• Collection entries
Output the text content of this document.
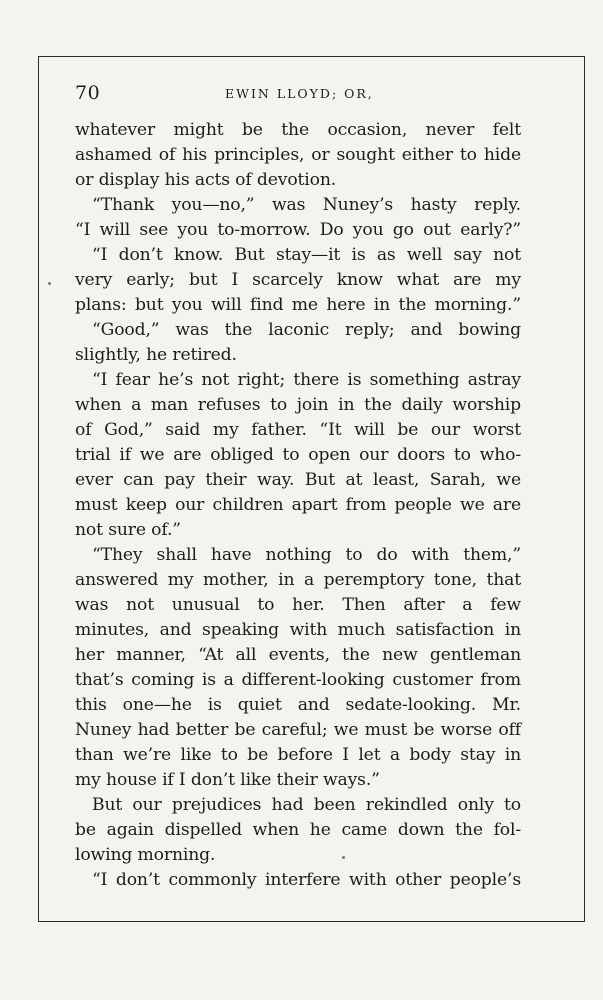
70	EWIN LLOYD; OR,
whatever might be the occasion, never felt
ashamed of his principles, or sought either to hide
or display his acts of devotion.
“Thank you—no,” was Nuney’s hasty reply.
“I will see you to-morrow. Do you go out early?”
“I don’t know. But stay—it is as well say not
very early; but I scarcely know what are my
plans: but you will find me here in the morning.”
“Good,” was the laconic reply; and bowing
slightly, he retired.
“I fear he’s not right; there is something astray
when a man refuses to join in the daily worship
of God,” said my father. “It will be our worst
trial if we are obliged to open our doors to who-
ever can pay their way. But at least, Sarah, we
must keep our children apart from people we are
not sure of.”
“They shall have nothing to do with them,”
answered my mother, in a peremptory tone, that
was not unusual to her. Then after a few
minutes, and speaking with much satisfaction in
her manner, “At all events, the new gentleman
that’s coming is a different-looking customer from
this one—he is quiet and sedate-looking. Mr.
Nuney had better be careful; we must be worse off
than we’re like to be before I let a body stay in
my house if I don’t like their ways.”
But our prejudices had been rekindled only to
be again dispelled when he came down the fol-
lowing morning.
“I don’t commonly interfere with other people’s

• What the task requires
The pictures should not be reproduced; quote all of the other material exactly.

• Task answer
Output the text content of this document.
70	EWIN LLOYD; OR,
whatever might be the occasion, never felt
ashamed of his principles, or sought either to hide
or display his acts of devotion.
“Thank you—no,” was Nuney’s hasty reply.
“I will see you to-morrow. Do you go out early?”
“I don’t know. But stay—it is as well say not
very early; but I scarcely know what are my
plans: but you will find me here in the morning.”
“Good,” was the laconic reply; and bowing
slightly, he retired.
“I fear he’s not right; there is something astray
when a man refuses to join in the daily worship
of God,” said my father. “It will be our worst
trial if we are obliged to open our doors to who-
ever can pay their way. But at least, Sarah, we
must keep our children apart from people we are
not sure of.”
“They shall have nothing to do with them,”
answered my mother, in a peremptory tone, that
was not unusual to her. Then after a few
minutes, and speaking with much satisfaction in
her manner, “At all events, the new gentleman
that’s coming is a different-looking customer from
this one—he is quiet and sedate-looking. Mr.
Nuney had better be careful; we must be worse off
than we’re like to be before I let a body stay in
my house if I don’t like their ways.”
But our prejudices had been rekindled only to
be again dispelled when he came down the fol-
lowing morning.
“I don’t commonly interfere with other people’s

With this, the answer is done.